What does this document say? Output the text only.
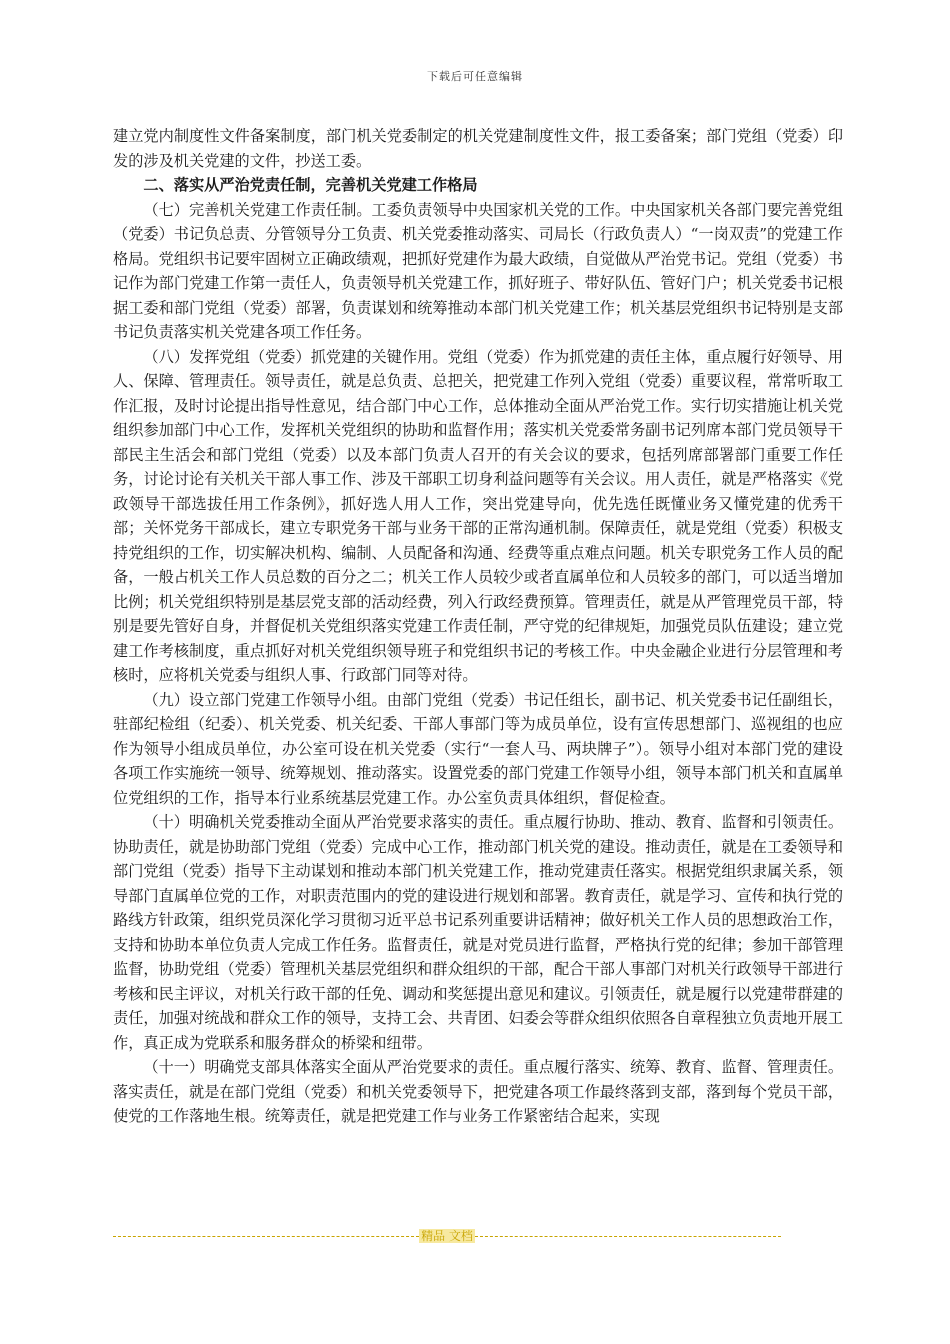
下载后可任意编辑

建立党内制度性文件备案制度，部门机关党委制定的机关党建制度性文件，报工委备案；部门党组（党委）印发的涉及机关党建的文件，抄送工委。

二、落实从严治党责任制，完善机关党建工作格局

（七）完善机关党建工作责任制。工委负责领导中央国家机关党的工作。中央国家机关各部门要完善党组（党委）书记负总责、分管领导分工负责、机关党委推动落实、司局长（行政负责人）“一岗双责”的党建工作格局。党组织书记要牢固树立正确政绩观，把抓好党建作为最大政绩，自觉做从严治党书记。党组（党委）书记作为部门党建工作第一责任人，负责领导机关党建工作，抓好班子、带好队伍、管好门户；机关党委书记根据工委和部门党组（党委）部署，负责谋划和统筹推动本部门机关党建工作；机关基层党组织书记特别是支部书记负责落实机关党建各项工作任务。

（八）发挥党组（党委）抓党建的关键作用。党组（党委）作为抓党建的责任主体，重点履行好领导、用人、保障、管理责任。领导责任，就是总负责、总把关，把党建工作列入党组（党委）重要议程，常常听取工作汇报，及时讨论提出指导性意见，结合部门中心工作，总体推动全面从严治党工作。实行切实措施让机关党组织参加部门中心工作，发挥机关党组织的协助和监督作用；落实机关党委常务副书记列席本部门党员领导干部民主生活会和部门党组（党委）以及本部门负责人召开的有关会议的要求，包括列席部署部门重要工作任务，讨论讨论有关机关干部人事工作、涉及干部职工切身利益问题等有关会议。用人责任，就是严格落实《党政领导干部选拔任用工作条例》，抓好选人用人工作，突出党建导向，优先选任既懂业务又懂党建的优秀干部；关怀党务干部成长，建立专职党务干部与业务干部的正常沟通机制。保障责任，就是党组（党委）积极支持党组织的工作，切实解决机构、编制、人员配备和沟通、经费等重点难点问题。机关专职党务工作人员的配备，一般占机关工作人员总数的百分之二；机关工作人员较少或者直属单位和人员较多的部门，可以适当增加比例；机关党组织特别是基层党支部的活动经费，列入行政经费预算。管理责任，就是从严管理党员干部，特别是要先管好自身，并督促机关党组织落实党建工作责任制，严守党的纪律规矩，加强党员队伍建设；建立党建工作考核制度，重点抓好对机关党组织领导班子和党组织书记的考核工作。中央金融企业进行分层管理和考核时，应将机关党委与组织人事、行政部门同等对待。

（九）设立部门党建工作领导小组。由部门党组（党委）书记任组长，副书记、机关党委书记任副组长，驻部纪检组（纪委）、机关党委、机关纪委、干部人事部门等为成员单位，设有宣传思想部门、巡视组的也应作为领导小组成员单位，办公室可设在机关党委（实行“一套人马、两块牌子”）。领导小组对本部门党的建设各项工作实施统一领导、统筹规划、推动落实。设置党委的部门党建工作领导小组，领导本部门机关和直属单位党组织的工作，指导本行业系统基层党建工作。办公室负责具体组织，督促检查。

（十）明确机关党委推动全面从严治党要求落实的责任。重点履行协助、推动、教育、监督和引领责任。协助责任，就是协助部门党组（党委）完成中心工作，推动部门机关党的建设。推动责任，就是在工委领导和部门党组（党委）指导下主动谋划和推动本部门机关党建工作，推动党建责任落实。根据党组织隶属关系，领导部门直属单位党的工作，对职责范围内的党的建设进行规划和部署。教育责任，就是学习、宣传和执行党的路线方针政策，组织党员深化学习贯彻习近平总书记系列重要讲话精神；做好机关工作人员的思想政治工作，支持和协助本单位负责人完成工作任务。监督责任，就是对党员进行监督，严格执行党的纪律；参加干部管理监督，协助党组（党委）管理机关基层党组织和群众组织的干部，配合干部人事部门对机关行政领导干部进行考核和民主评议，对机关行政干部的任免、调动和奖惩提出意见和建议。引领责任，就是履行以党建带群建的责任，加强对统战和群众工作的领导，支持工会、共青团、妇委会等群众组织依照各自章程独立负责地开展工作，真正成为党联系和服务群众的桥梁和纽带。

（十一）明确党支部具体落实全面从严治党要求的责任。重点履行落实、统筹、教育、监督、管理责任。落实责任，就是在部门党组（党委）和机关党委领导下，把党建各项工作最终落到支部，落到每个党员干部，使党的工作落地生根。统筹责任，就是把党建工作与业务工作紧密结合起来，实现

精品 文档
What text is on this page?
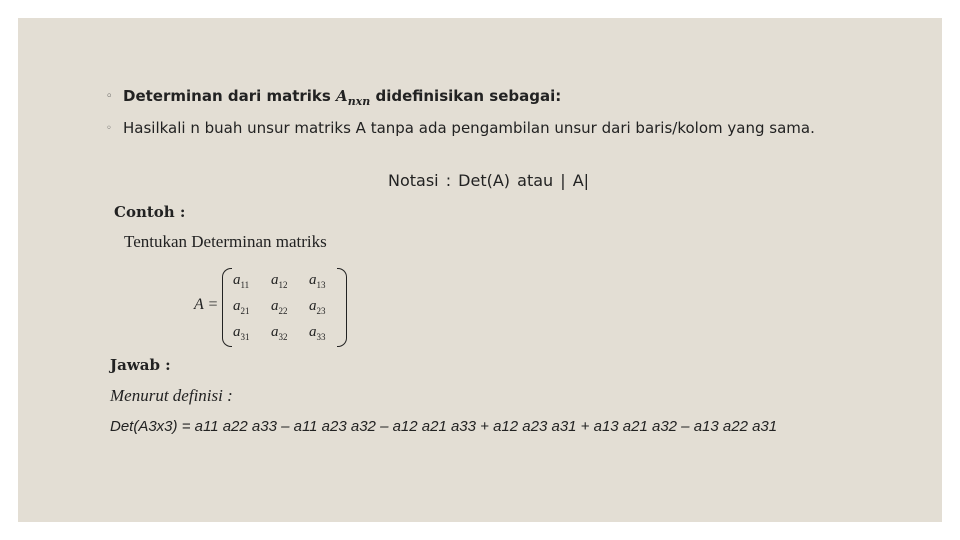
◦ Determinan dari matriks $A_{nxn}$ didefinisikan sebagai:
◦ Hasilkali n buah unsur matriks A tanpa ada pengambilan unsur dari baris/kolom yang sama.
Notasi : Det(A) atau | A|
Contoh :
Tentukan Determinan matriks
A =
$a_{11}$ $a_{12}$ $a_{13}$
$a_{21}$ $a_{22}$ $a_{23}$
$a_{31}$ $a_{32}$ $a_{33}$
Jawab :
Menurut definisi :
Det(A3x3) = a11 a22 a33 – a11 a23 a32 – a12 a21 a33 + a12 a23 a31 + a13 a21 a32 – a13 a22 a31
****************
> [Problem description]
Leave the pictures out. Extract exactly the lines running from the one with "What text is on this page?" through the last entry, both ends included.

> [Solution below]
What text is on this page?
◦ Determinan dari matriks $A_{nxn}$ didefinisikan sebagai:
◦ Hasilkali n buah unsur matriks A tanpa ada pengambilan unsur dari baris/kolom yang sama.
Notasi : Det(A) atau | A|
Contoh :
Tentukan Determinan matriks
A =
$a_{11}$ $a_{12}$ $a_{13}$
$a_{21}$ $a_{22}$ $a_{23}$
$a_{31}$ $a_{32}$ $a_{33}$
Jawab :
Menurut definisi :
Det(A3x3) = a11 a22 a33 – a11 a23 a32 – a12 a21 a33 + a12 a23 a31 + a13 a21 a32 – a13 a22 a31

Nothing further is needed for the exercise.